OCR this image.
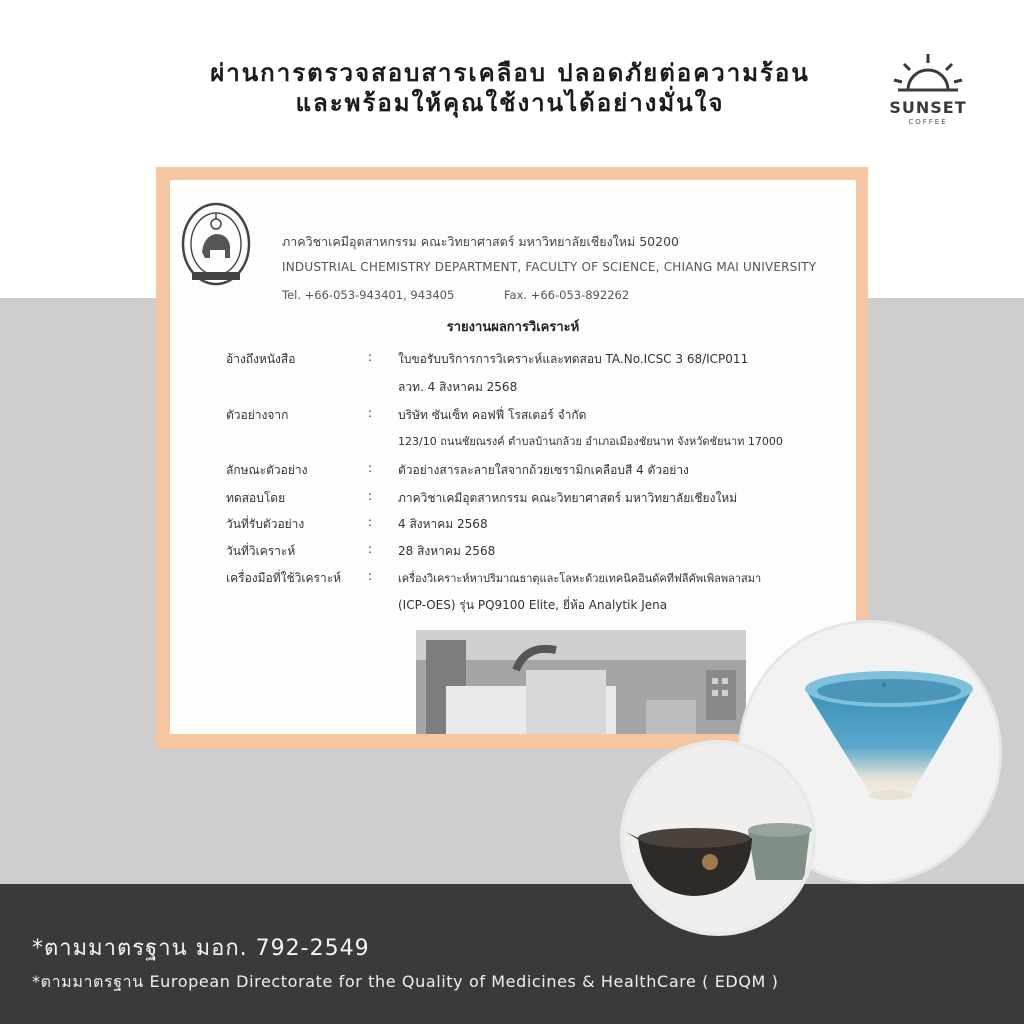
ผ่านการตรวจสอบสารเคลือบ ปลอดภัยต่อความร้อน
และพร้อมให้คุณใช้งานได้อย่างมั่นใจ	SUNSET
COFFEE
ภาควิชาเคมีอุตสาหกรรม คณะวิทยาศาสตร์ มหาวิทยาลัยเชียงใหม่ 50200
INDUSTRIAL CHEMISTRY DEPARTMENT, FACULTY OF SCIENCE, CHIANG MAI UNIVERSITY
Tel. +66-053-943401, 943405	Fax. +66-053-892262
รายงานผลการวิเคราะห์
อ้างถึงหนังสือ	: ใบขอรับบริการการวิเคราะห์และทดสอบ TA.No.ICSC 3 68/ICP011
ลวท. 4 สิงหาคม 2568
ตัวอย่างจาก	: บริษัท ซันเซ็ท คอฟฟี่ โรสเตอร์ จำกัด
123/10 ถนนชัยณรงค์ ตำบลบ้านกล้วย อำเภอเมืองชัยนาท จังหวัดชัยนาท 17000
ลักษณะตัวอย่าง	: ตัวอย่างสารละลายใสจากถ้วยเซรามิกเคลือบสี 4 ตัวอย่าง
ทดสอบโดย	: ภาควิชาเคมีอุตสาหกรรม คณะวิทยาศาสตร์ มหาวิทยาลัยเชียงใหม่
วันที่รับตัวอย่าง	: 4 สิงหาคม 2568
วันที่วิเคราะห์	: 28 สิงหาคม 2568
เครื่องมือที่ใช้วิเคราะห์ : เครื่องวิเคราะห์หาปริมาณธาตุและโลหะด้วยเทคนิคอินดัคทีฟลีคัพเพิลพลาสมา
(ICP-OES) รุ่น PQ9100 Elite, ยี่ห้อ Analytik Jena
☼
*ตามมาตรฐาน มอก. 792-2549
*ตามมาตรฐาน European Directorate for the Quality of Medicines & HealthCare ( EDQM )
______________________________
PROBLEM TO WORK ON
Go through the material above and copy each line that has the word "งหาคม".

REPLY TO THE TASK
ลวท. 4 สิงหาคม 2568
วันที่รับตัวอย่าง	: 4 สิงหาคม 2568
วันที่วิเคราะห์	: 28 สิงหาคม 2568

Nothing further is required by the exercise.